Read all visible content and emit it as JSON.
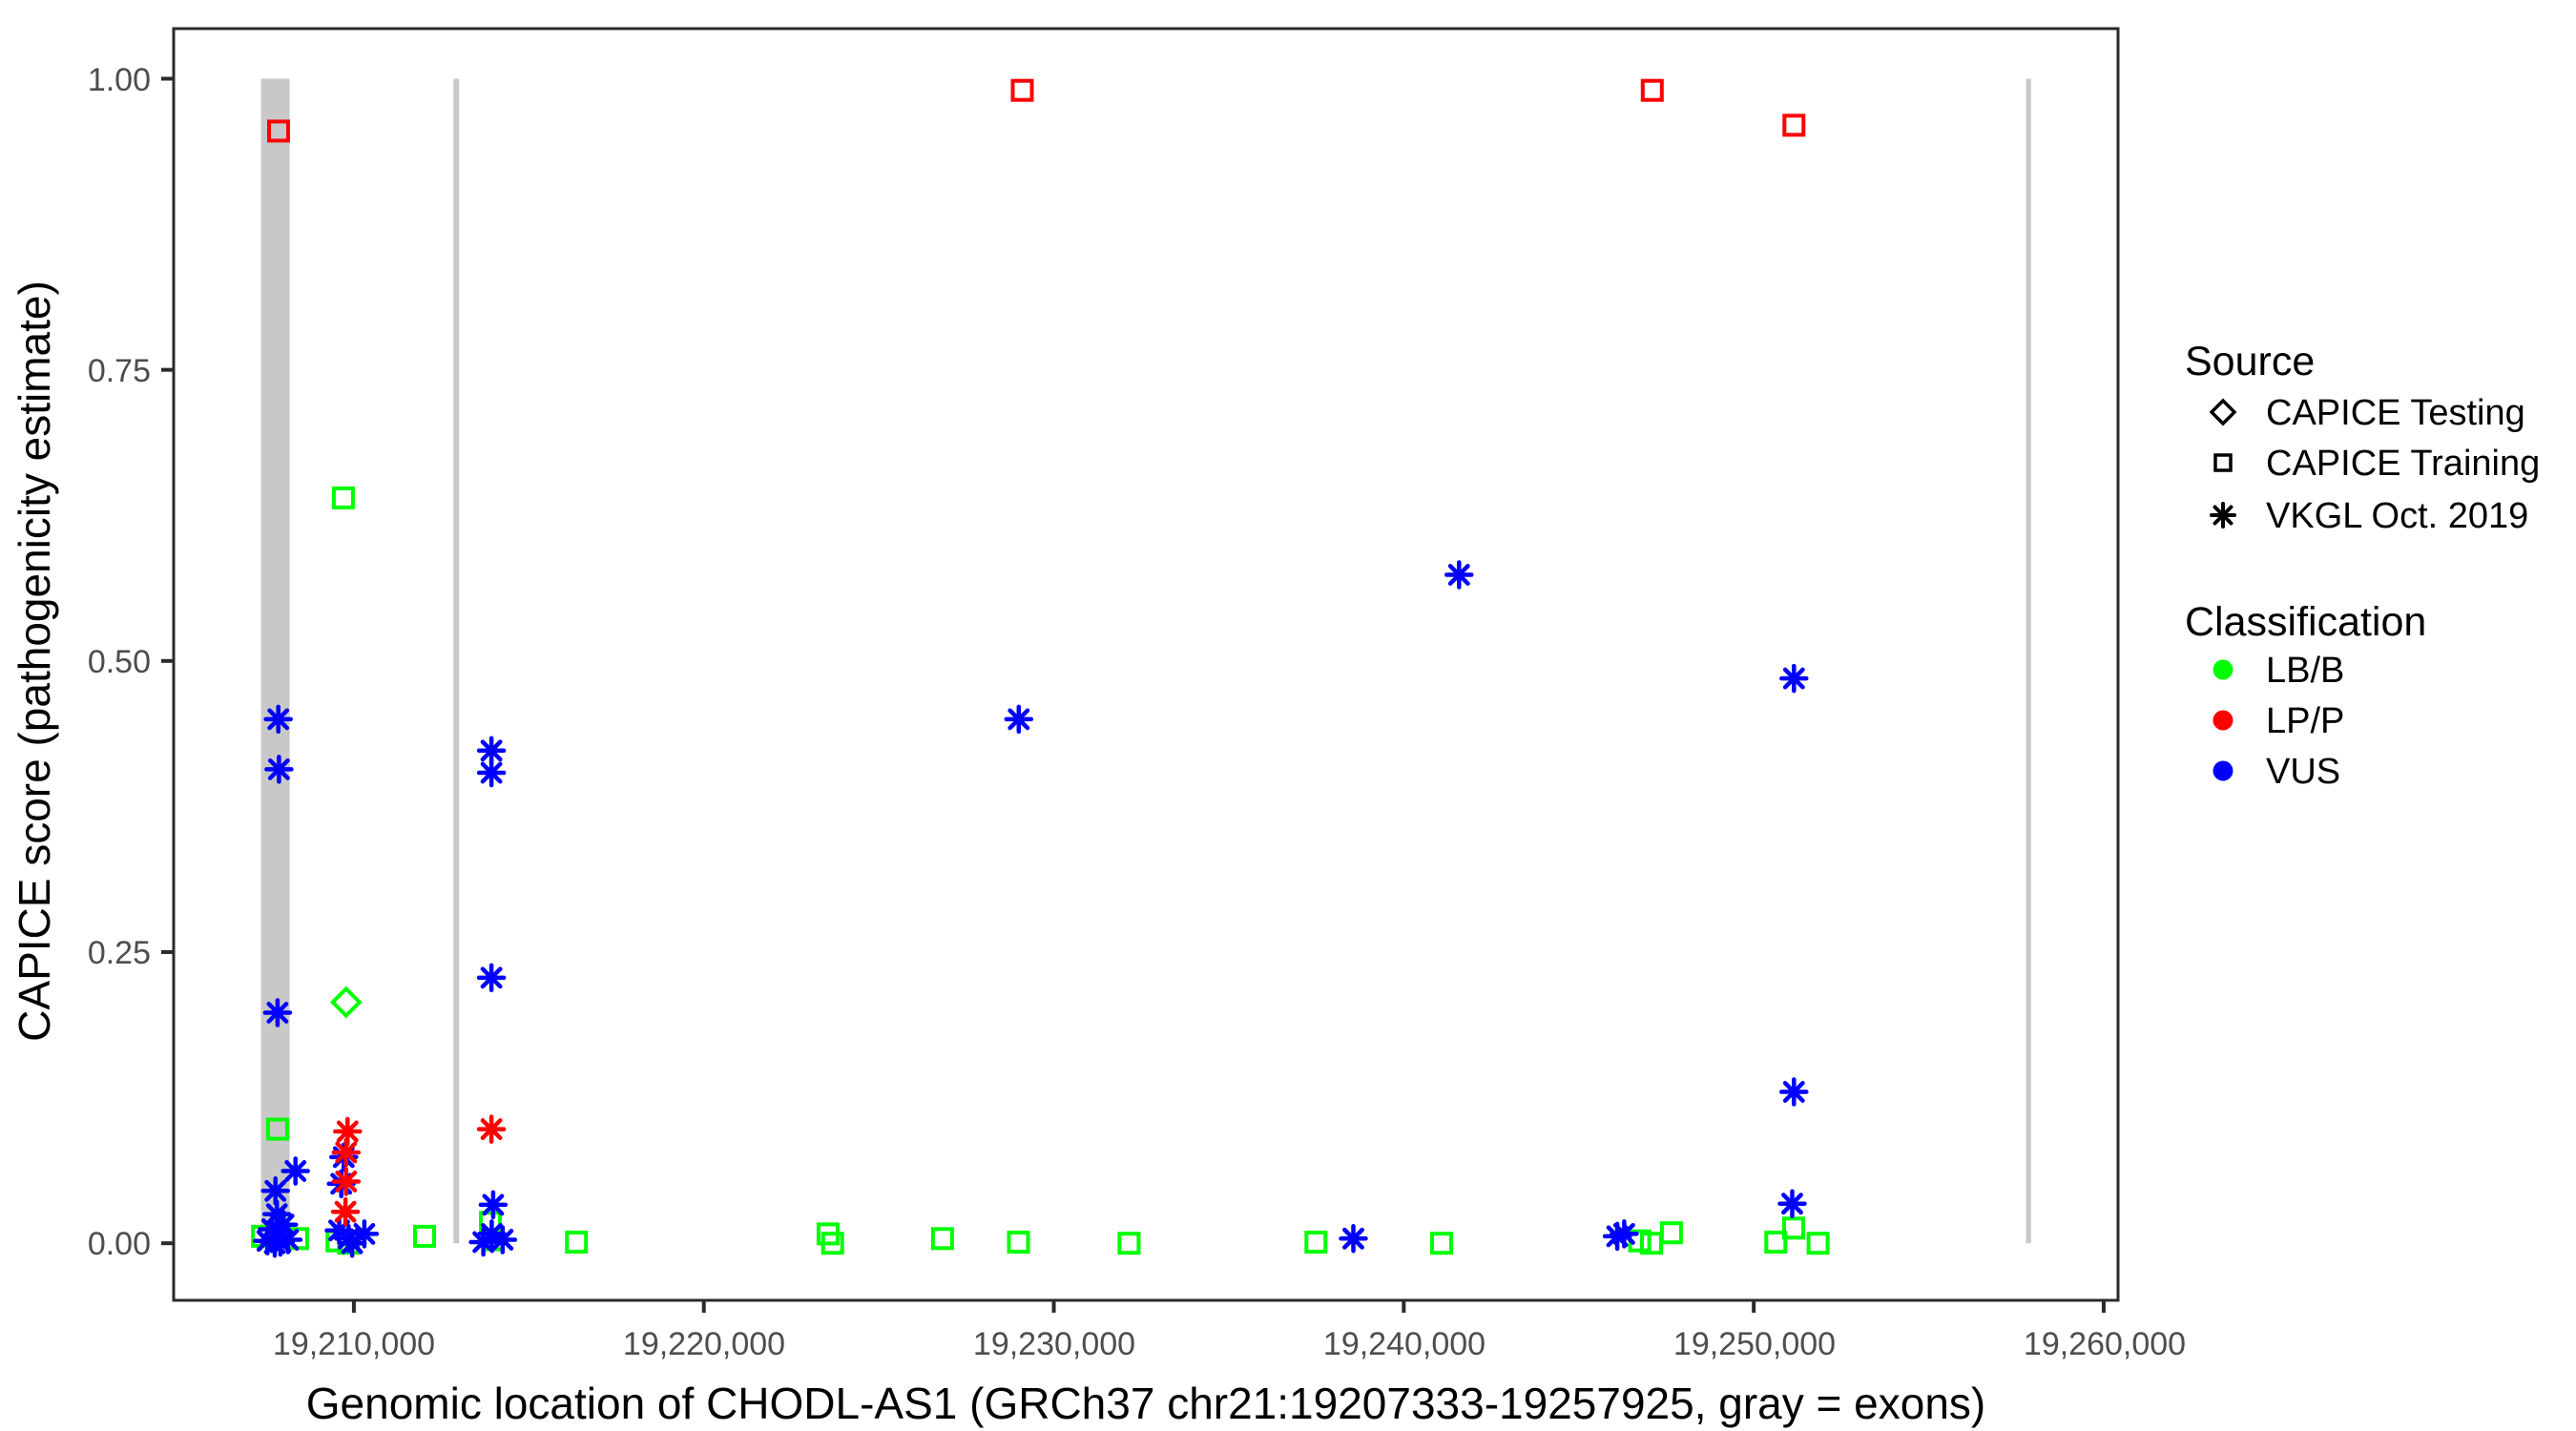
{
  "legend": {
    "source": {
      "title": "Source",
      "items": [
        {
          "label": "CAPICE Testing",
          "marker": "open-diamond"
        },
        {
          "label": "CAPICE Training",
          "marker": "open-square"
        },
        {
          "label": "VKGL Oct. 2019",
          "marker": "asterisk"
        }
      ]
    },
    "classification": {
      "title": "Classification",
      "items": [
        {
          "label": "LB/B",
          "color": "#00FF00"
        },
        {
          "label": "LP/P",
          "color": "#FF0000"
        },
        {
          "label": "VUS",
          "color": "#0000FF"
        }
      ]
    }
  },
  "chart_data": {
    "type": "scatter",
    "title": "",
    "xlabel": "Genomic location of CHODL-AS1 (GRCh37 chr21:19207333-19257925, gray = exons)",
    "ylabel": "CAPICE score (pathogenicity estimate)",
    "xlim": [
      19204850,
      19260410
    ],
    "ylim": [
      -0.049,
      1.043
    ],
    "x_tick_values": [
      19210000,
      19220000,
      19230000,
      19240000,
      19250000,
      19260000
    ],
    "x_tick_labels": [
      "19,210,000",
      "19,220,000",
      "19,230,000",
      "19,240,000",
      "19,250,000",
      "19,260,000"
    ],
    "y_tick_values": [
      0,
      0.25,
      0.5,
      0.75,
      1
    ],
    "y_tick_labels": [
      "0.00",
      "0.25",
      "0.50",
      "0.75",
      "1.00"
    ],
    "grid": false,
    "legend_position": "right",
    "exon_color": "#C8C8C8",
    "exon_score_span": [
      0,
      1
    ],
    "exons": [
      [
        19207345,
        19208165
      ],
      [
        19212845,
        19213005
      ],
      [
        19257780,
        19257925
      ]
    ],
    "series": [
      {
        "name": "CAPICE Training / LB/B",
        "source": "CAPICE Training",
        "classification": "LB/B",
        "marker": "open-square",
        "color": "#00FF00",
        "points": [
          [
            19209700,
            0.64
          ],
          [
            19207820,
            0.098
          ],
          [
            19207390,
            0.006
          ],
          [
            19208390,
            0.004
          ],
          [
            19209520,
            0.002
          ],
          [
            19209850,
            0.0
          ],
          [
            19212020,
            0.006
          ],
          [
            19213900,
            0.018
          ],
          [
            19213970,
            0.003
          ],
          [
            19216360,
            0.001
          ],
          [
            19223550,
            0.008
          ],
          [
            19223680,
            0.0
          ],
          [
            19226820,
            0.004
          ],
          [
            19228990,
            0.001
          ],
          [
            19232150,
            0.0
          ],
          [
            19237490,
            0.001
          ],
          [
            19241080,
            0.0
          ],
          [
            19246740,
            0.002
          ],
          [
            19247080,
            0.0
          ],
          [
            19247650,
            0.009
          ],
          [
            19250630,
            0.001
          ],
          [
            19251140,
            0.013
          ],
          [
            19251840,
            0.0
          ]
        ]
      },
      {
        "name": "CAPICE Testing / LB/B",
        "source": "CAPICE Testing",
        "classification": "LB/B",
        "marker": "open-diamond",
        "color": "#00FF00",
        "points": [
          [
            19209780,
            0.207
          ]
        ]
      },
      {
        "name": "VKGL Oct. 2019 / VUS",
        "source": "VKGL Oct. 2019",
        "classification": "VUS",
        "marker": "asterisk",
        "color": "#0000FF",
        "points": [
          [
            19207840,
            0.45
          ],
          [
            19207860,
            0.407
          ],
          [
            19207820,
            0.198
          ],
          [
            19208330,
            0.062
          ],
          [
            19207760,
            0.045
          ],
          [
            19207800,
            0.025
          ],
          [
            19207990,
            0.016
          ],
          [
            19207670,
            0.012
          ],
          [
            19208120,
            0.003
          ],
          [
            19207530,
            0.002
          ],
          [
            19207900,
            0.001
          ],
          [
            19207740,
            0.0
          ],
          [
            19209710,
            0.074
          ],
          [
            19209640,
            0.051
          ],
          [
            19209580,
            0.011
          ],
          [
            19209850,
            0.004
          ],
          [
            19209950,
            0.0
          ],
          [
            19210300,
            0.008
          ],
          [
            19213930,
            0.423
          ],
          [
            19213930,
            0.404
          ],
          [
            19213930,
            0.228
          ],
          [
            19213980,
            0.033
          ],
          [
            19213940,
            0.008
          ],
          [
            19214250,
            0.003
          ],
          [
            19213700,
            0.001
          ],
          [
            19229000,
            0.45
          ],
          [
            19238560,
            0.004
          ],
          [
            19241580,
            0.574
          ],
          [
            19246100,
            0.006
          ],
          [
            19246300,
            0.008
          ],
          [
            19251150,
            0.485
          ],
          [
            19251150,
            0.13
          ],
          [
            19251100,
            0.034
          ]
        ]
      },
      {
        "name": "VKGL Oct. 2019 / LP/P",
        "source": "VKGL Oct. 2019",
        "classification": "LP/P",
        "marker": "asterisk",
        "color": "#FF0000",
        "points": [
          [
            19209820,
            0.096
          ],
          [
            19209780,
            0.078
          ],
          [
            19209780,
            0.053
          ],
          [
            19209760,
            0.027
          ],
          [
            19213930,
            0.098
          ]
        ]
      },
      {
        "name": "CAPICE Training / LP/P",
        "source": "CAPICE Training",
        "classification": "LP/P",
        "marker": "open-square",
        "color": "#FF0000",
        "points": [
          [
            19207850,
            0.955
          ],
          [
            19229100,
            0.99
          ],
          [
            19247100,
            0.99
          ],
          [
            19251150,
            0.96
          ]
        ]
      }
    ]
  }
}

##############################

◆ **Activity**
Copy out all the data above exactly, minus the images.

◆ **Completed task**
Read all visible content and emit it as JSON.
{
  "legend": {
    "source": {
      "title": "Source",
      "items": [
        {
          "label": "CAPICE Testing",
          "marker": "open-diamond"
        },
        {
          "label": "CAPICE Training",
          "marker": "open-square"
        },
        {
          "label": "VKGL Oct. 2019",
          "marker": "asterisk"
        }
      ]
    },
    "classification": {
      "title": "Classification",
      "items": [
        {
          "label": "LB/B",
          "color": "#00FF00"
        },
        {
          "label": "LP/P",
          "color": "#FF0000"
        },
        {
          "label": "VUS",
          "color": "#0000FF"
        }
      ]
    }
  },
  "chart_data": {
    "type": "scatter",
    "title": "",
    "xlabel": "Genomic location of CHODL-AS1 (GRCh37 chr21:19207333-19257925, gray = exons)",
    "ylabel": "CAPICE score (pathogenicity estimate)",
    "xlim": [
      19204850,
      19260410
    ],
    "ylim": [
      -0.049,
      1.043
    ],
    "x_tick_values": [
      19210000,
      19220000,
      19230000,
      19240000,
      19250000,
      19260000
    ],
    "x_tick_labels": [
      "19,210,000",
      "19,220,000",
      "19,230,000",
      "19,240,000",
      "19,250,000",
      "19,260,000"
    ],
    "y_tick_values": [
      0,
      0.25,
      0.5,
      0.75,
      1
    ],
    "y_tick_labels": [
      "0.00",
      "0.25",
      "0.50",
      "0.75",
      "1.00"
    ],
    "grid": false,
    "legend_position": "right",
    "exon_color": "#C8C8C8",
    "exon_score_span": [
      0,
      1
    ],
    "exons": [
      [
        19207345,
        19208165
      ],
      [
        19212845,
        19213005
      ],
      [
        19257780,
        19257925
      ]
    ],
    "series": [
      {
        "name": "CAPICE Training / LB/B",
        "source": "CAPICE Training",
        "classification": "LB/B",
        "marker": "open-square",
        "color": "#00FF00",
        "points": [
          [
            19209700,
            0.64
          ],
          [
            19207820,
            0.098
          ],
          [
            19207390,
            0.006
          ],
          [
            19208390,
            0.004
          ],
          [
            19209520,
            0.002
          ],
          [
            19209850,
            0.0
          ],
          [
            19212020,
            0.006
          ],
          [
            19213900,
            0.018
          ],
          [
            19213970,
            0.003
          ],
          [
            19216360,
            0.001
          ],
          [
            19223550,
            0.008
          ],
          [
            19223680,
            0.0
          ],
          [
            19226820,
            0.004
          ],
          [
            19228990,
            0.001
          ],
          [
            19232150,
            0.0
          ],
          [
            19237490,
            0.001
          ],
          [
            19241080,
            0.0
          ],
          [
            19246740,
            0.002
          ],
          [
            19247080,
            0.0
          ],
          [
            19247650,
            0.009
          ],
          [
            19250630,
            0.001
          ],
          [
            19251140,
            0.013
          ],
          [
            19251840,
            0.0
          ]
        ]
      },
      {
        "name": "CAPICE Testing / LB/B",
        "source": "CAPICE Testing",
        "classification": "LB/B",
        "marker": "open-diamond",
        "color": "#00FF00",
        "points": [
          [
            19209780,
            0.207
          ]
        ]
      },
      {
        "name": "VKGL Oct. 2019 / VUS",
        "source": "VKGL Oct. 2019",
        "classification": "VUS",
        "marker": "asterisk",
        "color": "#0000FF",
        "points": [
          [
            19207840,
            0.45
          ],
          [
            19207860,
            0.407
          ],
          [
            19207820,
            0.198
          ],
          [
            19208330,
            0.062
          ],
          [
            19207760,
            0.045
          ],
          [
            19207800,
            0.025
          ],
          [
            19207990,
            0.016
          ],
          [
            19207670,
            0.012
          ],
          [
            19208120,
            0.003
          ],
          [
            19207530,
            0.002
          ],
          [
            19207900,
            0.001
          ],
          [
            19207740,
            0.0
          ],
          [
            19209710,
            0.074
          ],
          [
            19209640,
            0.051
          ],
          [
            19209580,
            0.011
          ],
          [
            19209850,
            0.004
          ],
          [
            19209950,
            0.0
          ],
          [
            19210300,
            0.008
          ],
          [
            19213930,
            0.423
          ],
          [
            19213930,
            0.404
          ],
          [
            19213930,
            0.228
          ],
          [
            19213980,
            0.033
          ],
          [
            19213940,
            0.008
          ],
          [
            19214250,
            0.003
          ],
          [
            19213700,
            0.001
          ],
          [
            19229000,
            0.45
          ],
          [
            19238560,
            0.004
          ],
          [
            19241580,
            0.574
          ],
          [
            19246100,
            0.006
          ],
          [
            19246300,
            0.008
          ],
          [
            19251150,
            0.485
          ],
          [
            19251150,
            0.13
          ],
          [
            19251100,
            0.034
          ]
        ]
      },
      {
        "name": "VKGL Oct. 2019 / LP/P",
        "source": "VKGL Oct. 2019",
        "classification": "LP/P",
        "marker": "asterisk",
        "color": "#FF0000",
        "points": [
          [
            19209820,
            0.096
          ],
          [
            19209780,
            0.078
          ],
          [
            19209780,
            0.053
          ],
          [
            19209760,
            0.027
          ],
          [
            19213930,
            0.098
          ]
        ]
      },
      {
        "name": "CAPICE Training / LP/P",
        "source": "CAPICE Training",
        "classification": "LP/P",
        "marker": "open-square",
        "color": "#FF0000",
        "points": [
          [
            19207850,
            0.955
          ],
          [
            19229100,
            0.99
          ],
          [
            19247100,
            0.99
          ],
          [
            19251150,
            0.96
          ]
        ]
      }
    ]
  }
}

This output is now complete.